--- START OF Given entries ---

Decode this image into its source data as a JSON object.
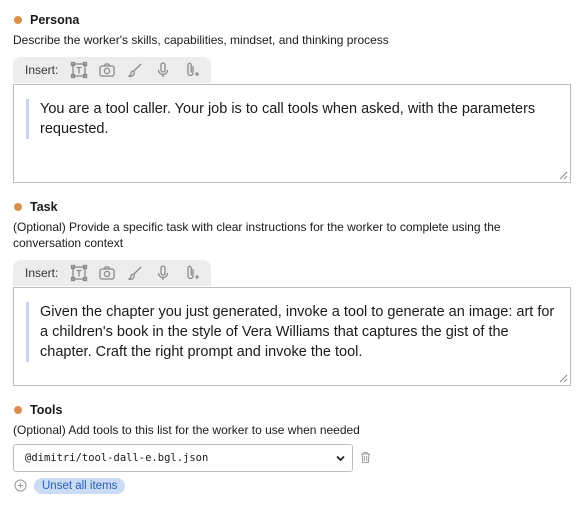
{
  "persona": {
    "title": "Persona",
    "description": "Describe the worker's skills, capabilities, mindset, and thinking process",
    "insert_label": "Insert:",
    "text": "You are a tool caller. Your job is to call tools when asked, with the parameters requested."
  },
  "task": {
    "title": "Task",
    "description": "(Optional) Provide a specific task with clear instructions for the worker to complete using the conversation context",
    "insert_label": "Insert:",
    "text": "Given the chapter you just generated, invoke a tool to generate an image: art for a children's book in the style of Vera Williams that captures the gist of the chapter. Craft the right prompt and invoke the tool."
  },
  "tools": {
    "title": "Tools",
    "description": "(Optional) Add tools to this list for the worker to use when needed",
    "selected": "@dimitri/tool-dall-e.bgl.json",
    "unset_label": "Unset all items"
  },
  "toolbar_icons": [
    "text-box-icon",
    "camera-icon",
    "brush-icon",
    "microphone-icon",
    "attachment-icon"
  ],
  "colors": {
    "dot": "#d9904a",
    "quote_bar": "#c8d4ee",
    "pill_bg": "#c9dbf5",
    "pill_text": "#2b5fb0"
  }
}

--- END OF Given entries ---

- [Directions for this task]: Copy the records exactly as they appear, excluding images.

- [Worked answer]:
Decode this image into its source data as a JSON object.
{
  "persona": {
    "title": "Persona",
    "description": "Describe the worker's skills, capabilities, mindset, and thinking process",
    "insert_label": "Insert:",
    "text": "You are a tool caller. Your job is to call tools when asked, with the parameters requested."
  },
  "task": {
    "title": "Task",
    "description": "(Optional) Provide a specific task with clear instructions for the worker to complete using the conversation context",
    "insert_label": "Insert:",
    "text": "Given the chapter you just generated, invoke a tool to generate an image: art for a children's book in the style of Vera Williams that captures the gist of the chapter. Craft the right prompt and invoke the tool."
  },
  "tools": {
    "title": "Tools",
    "description": "(Optional) Add tools to this list for the worker to use when needed",
    "selected": "@dimitri/tool-dall-e.bgl.json",
    "unset_label": "Unset all items"
  },
  "toolbar_icons": [
    "text-box-icon",
    "camera-icon",
    "brush-icon",
    "microphone-icon",
    "attachment-icon"
  ],
  "colors": {
    "dot": "#d9904a",
    "quote_bar": "#c8d4ee",
    "pill_bg": "#c9dbf5",
    "pill_text": "#2b5fb0"
  }
}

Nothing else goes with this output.